### YOUR GOAL:
When you print the records, keep every line identical to the original.

SOURCE RECORDS START

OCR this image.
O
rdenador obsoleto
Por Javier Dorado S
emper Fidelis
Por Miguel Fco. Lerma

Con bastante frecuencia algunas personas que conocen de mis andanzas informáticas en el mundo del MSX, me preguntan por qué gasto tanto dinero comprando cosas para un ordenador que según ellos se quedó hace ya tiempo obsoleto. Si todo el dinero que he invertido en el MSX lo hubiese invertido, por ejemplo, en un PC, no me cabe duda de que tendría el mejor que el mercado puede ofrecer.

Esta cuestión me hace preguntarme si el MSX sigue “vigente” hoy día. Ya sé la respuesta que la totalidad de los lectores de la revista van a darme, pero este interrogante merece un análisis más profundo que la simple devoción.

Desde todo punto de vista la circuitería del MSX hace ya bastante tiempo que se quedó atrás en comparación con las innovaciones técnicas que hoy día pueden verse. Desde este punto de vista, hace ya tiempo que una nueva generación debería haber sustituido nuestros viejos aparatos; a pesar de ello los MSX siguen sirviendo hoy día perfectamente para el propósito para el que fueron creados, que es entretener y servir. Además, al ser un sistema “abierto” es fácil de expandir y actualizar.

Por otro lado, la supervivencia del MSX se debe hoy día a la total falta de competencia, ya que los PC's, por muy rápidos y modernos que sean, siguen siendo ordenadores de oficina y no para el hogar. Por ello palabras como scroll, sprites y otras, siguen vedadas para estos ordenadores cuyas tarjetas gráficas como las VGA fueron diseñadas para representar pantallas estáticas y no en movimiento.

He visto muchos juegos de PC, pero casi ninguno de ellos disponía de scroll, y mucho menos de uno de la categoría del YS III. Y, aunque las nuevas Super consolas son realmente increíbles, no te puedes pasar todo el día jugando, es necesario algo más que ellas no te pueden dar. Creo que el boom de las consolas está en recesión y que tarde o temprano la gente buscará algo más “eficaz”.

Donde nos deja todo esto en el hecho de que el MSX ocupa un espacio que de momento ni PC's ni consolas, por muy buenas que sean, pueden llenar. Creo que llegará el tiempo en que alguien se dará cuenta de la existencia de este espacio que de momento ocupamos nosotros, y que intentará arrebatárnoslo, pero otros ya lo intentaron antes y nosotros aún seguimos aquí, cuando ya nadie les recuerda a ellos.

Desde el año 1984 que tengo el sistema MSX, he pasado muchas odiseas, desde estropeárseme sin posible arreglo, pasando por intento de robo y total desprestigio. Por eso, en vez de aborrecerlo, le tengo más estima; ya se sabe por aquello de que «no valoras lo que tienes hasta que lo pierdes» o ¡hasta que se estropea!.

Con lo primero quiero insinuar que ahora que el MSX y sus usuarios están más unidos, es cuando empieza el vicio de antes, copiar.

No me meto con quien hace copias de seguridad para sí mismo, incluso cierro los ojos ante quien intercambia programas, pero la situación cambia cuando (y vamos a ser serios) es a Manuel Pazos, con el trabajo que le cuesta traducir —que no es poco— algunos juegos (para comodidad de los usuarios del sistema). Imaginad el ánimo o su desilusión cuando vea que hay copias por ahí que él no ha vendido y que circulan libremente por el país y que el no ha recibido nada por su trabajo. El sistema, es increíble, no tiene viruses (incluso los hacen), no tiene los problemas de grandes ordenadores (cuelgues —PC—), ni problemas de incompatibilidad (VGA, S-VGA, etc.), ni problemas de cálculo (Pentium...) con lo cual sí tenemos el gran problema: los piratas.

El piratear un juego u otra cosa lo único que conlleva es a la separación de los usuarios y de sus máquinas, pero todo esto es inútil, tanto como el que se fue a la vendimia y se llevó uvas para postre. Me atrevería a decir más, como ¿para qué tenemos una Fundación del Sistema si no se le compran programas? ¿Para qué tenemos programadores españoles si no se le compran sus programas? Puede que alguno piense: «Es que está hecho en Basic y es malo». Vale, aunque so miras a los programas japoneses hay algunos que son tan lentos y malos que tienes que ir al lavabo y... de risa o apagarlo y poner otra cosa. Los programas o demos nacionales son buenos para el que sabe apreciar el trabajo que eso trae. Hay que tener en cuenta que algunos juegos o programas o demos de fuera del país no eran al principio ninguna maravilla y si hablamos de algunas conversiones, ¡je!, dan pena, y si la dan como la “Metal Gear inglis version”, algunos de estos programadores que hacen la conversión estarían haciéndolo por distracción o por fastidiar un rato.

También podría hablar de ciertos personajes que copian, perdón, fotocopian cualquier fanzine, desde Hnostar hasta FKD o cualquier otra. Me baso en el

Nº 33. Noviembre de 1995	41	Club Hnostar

SOURCE RECORDS END

### ANSWER SPACE:
OCR this image.
O
rdenador obsoleto
Por Javier Dorado S
emper Fidelis
Por Miguel Fco. Lerma

Con bastante frecuencia algunas personas que conocen de mis andanzas informáticas en el mundo del MSX, me preguntan por qué gasto tanto dinero comprando cosas para un ordenador que según ellos se quedó hace ya tiempo obsoleto. Si todo el dinero que he invertido en el MSX lo hubiese invertido, por ejemplo, en un PC, no me cabe duda de que tendría el mejor que el mercado puede ofrecer.

Esta cuestión me hace preguntarme si el MSX sigue “vigente” hoy día. Ya sé la respuesta que la totalidad de los lectores de la revista van a darme, pero este interrogante merece un análisis más profundo que la simple devoción.

Desde todo punto de vista la circuitería del MSX hace ya bastante tiempo que se quedó atrás en comparación con las innovaciones técnicas que hoy día pueden verse. Desde este punto de vista, hace ya tiempo que una nueva generación debería haber sustituido nuestros viejos aparatos; a pesar de ello los MSX siguen sirviendo hoy día perfectamente para el propósito para el que fueron creados, que es entretener y servir. Además, al ser un sistema “abierto” es fácil de expandir y actualizar.

Por otro lado, la supervivencia del MSX se debe hoy día a la total falta de competencia, ya que los PC's, por muy rápidos y modernos que sean, siguen siendo ordenadores de oficina y no para el hogar. Por ello palabras como scroll, sprites y otras, siguen vedadas para estos ordenadores cuyas tarjetas gráficas como las VGA fueron diseñadas para representar pantallas estáticas y no en movimiento.

He visto muchos juegos de PC, pero casi ninguno de ellos disponía de scroll, y mucho menos de uno de la categoría del YS III. Y, aunque las nuevas Super consolas son realmente increíbles, no te puedes pasar todo el día jugando, es necesario algo más que ellas no te pueden dar. Creo que el boom de las consolas está en recesión y que tarde o temprano la gente buscará algo más “eficaz”.

Donde nos deja todo esto en el hecho de que el MSX ocupa un espacio que de momento ni PC's ni consolas, por muy buenas que sean, pueden llenar. Creo que llegará el tiempo en que alguien se dará cuenta de la existencia de este espacio que de momento ocupamos nosotros, y que intentará arrebatárnoslo, pero otros ya lo intentaron antes y nosotros aún seguimos aquí, cuando ya nadie les recuerda a ellos.

Desde el año 1984 que tengo el sistema MSX, he pasado muchas odiseas, desde estropeárseme sin posible arreglo, pasando por intento de robo y total desprestigio. Por eso, en vez de aborrecerlo, le tengo más estima; ya se sabe por aquello de que «no valoras lo que tienes hasta que lo pierdes» o ¡hasta que se estropea!.

Con lo primero quiero insinuar que ahora que el MSX y sus usuarios están más unidos, es cuando empieza el vicio de antes, copiar.

No me meto con quien hace copias de seguridad para sí mismo, incluso cierro los ojos ante quien intercambia programas, pero la situación cambia cuando (y vamos a ser serios) es a Manuel Pazos, con el trabajo que le cuesta traducir —que no es poco— algunos juegos (para comodidad de los usuarios del sistema). Imaginad el ánimo o su desilusión cuando vea que hay copias por ahí que él no ha vendido y que circulan libremente por el país y que el no ha recibido nada por su trabajo. El sistema, es increíble, no tiene viruses (incluso los hacen), no tiene los problemas de grandes ordenadores (cuelgues —PC—), ni problemas de incompatibilidad (VGA, S-VGA, etc.), ni problemas de cálculo (Pentium...) con lo cual sí tenemos el gran problema: los piratas.

El piratear un juego u otra cosa lo único que conlleva es a la separación de los usuarios y de sus máquinas, pero todo esto es inútil, tanto como el que se fue a la vendimia y se llevó uvas para postre. Me atrevería a decir más, como ¿para qué tenemos una Fundación del Sistema si no se le compran programas? ¿Para qué tenemos programadores españoles si no se le compran sus programas? Puede que alguno piense: «Es que está hecho en Basic y es malo». Vale, aunque so miras a los programas japoneses hay algunos que son tan lentos y malos que tienes que ir al lavabo y... de risa o apagarlo y poner otra cosa. Los programas o demos nacionales son buenos para el que sabe apreciar el trabajo que eso trae. Hay que tener en cuenta que algunos juegos o programas o demos de fuera del país no eran al principio ninguna maravilla y si hablamos de algunas conversiones, ¡je!, dan pena, y si la dan como la “Metal Gear inglis version”, algunos de estos programadores que hacen la conversión estarían haciéndolo por distracción o por fastidiar un rato.

También podría hablar de ciertos personajes que copian, perdón, fotocopian cualquier fanzine, desde Hnostar hasta FKD o cualquier otra. Me baso en el

Nº 33. Noviembre de 1995	41	Club Hnostar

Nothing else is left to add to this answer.